Stored entries

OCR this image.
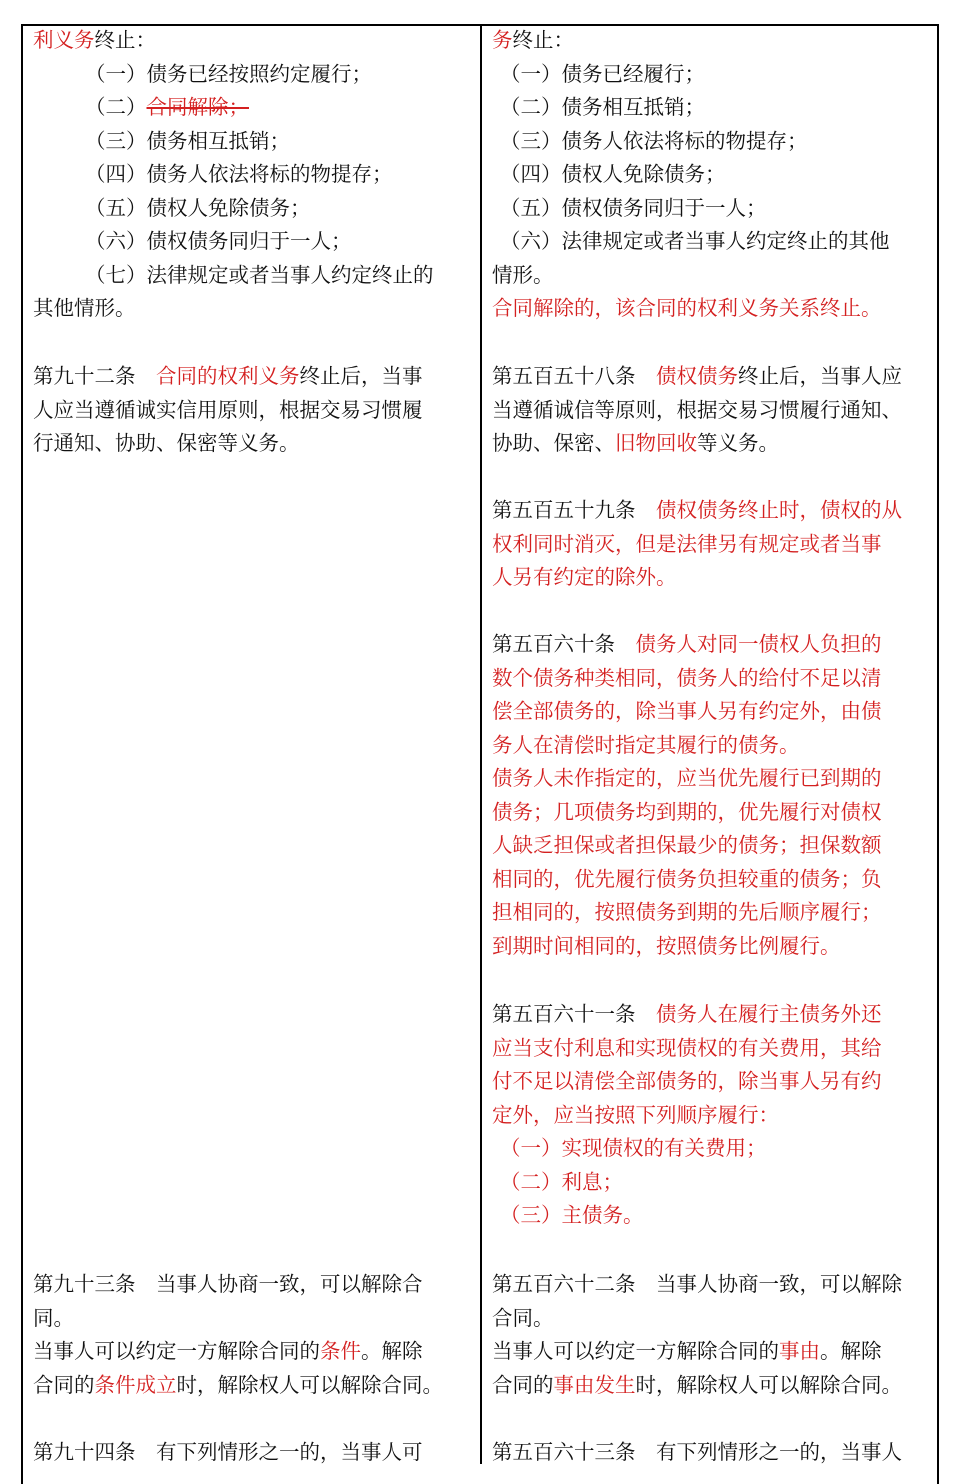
利义务终止：
（一）债务已经按照约定履行；
（二）合同解除；
（三）债务相互抵销；
（四）债务人依法将标的物提存；
（五）债权人免除债务；
（六）债权债务同归于一人；
（七）法律规定或者当事人约定终止的
其他情形。
第九十二条　合同的权利义务终止后，当事
人应当遵循诚实信用原则，根据交易习惯履
行通知、协助、保密等义务。
第九十三条　当事人协商一致，可以解除合
同。
当事人可以约定一方解除合同的条件。解除
合同的条件成立时，解除权人可以解除合同。
第九十四条　有下列情形之一的，当事人可
务终止：
（一）债务已经履行；
（二）债务相互抵销；
（三）债务人依法将标的物提存；
（四）债权人免除债务；
（五）债权债务同归于一人；
（六）法律规定或者当事人约定终止的其他
情形。
合同解除的，该合同的权利义务关系终止。
第五百五十八条　债权债务终止后，当事人应
当遵循诚信等原则，根据交易习惯履行通知、
协助、保密、旧物回收等义务。
第五百五十九条　债权债务终止时，债权的从
权利同时消灭，但是法律另有规定或者当事
人另有约定的除外。
第五百六十条　债务人对同一债权人负担的
数个债务种类相同，债务人的给付不足以清
偿全部债务的，除当事人另有约定外，由债
务人在清偿时指定其履行的债务。
债务人未作指定的，应当优先履行已到期的
债务；几项债务均到期的，优先履行对债权
人缺乏担保或者担保最少的债务；担保数额
相同的，优先履行债务负担较重的债务；负
担相同的，按照债务到期的先后顺序履行；
到期时间相同的，按照债务比例履行。
第五百六十一条　债务人在履行主债务外还
应当支付利息和实现债权的有关费用，其给
付不足以清偿全部债务的，除当事人另有约
定外，应当按照下列顺序履行：
（一）实现债权的有关费用；
（二）利息；
（三）主债务。
第五百六十二条　当事人协商一致，可以解除
合同。
当事人可以约定一方解除合同的事由。解除
合同的事由发生时，解除权人可以解除合同。
第五百六十三条　有下列情形之一的，当事人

#### [EXERCISE TASK]
List the lines of the material in which the word "有下列情形之一的" occurs.

#### [FULL RESPONSE]
第九十四条　有下列情形之一的，当事人可
第五百六十三条　有下列情形之一的，当事人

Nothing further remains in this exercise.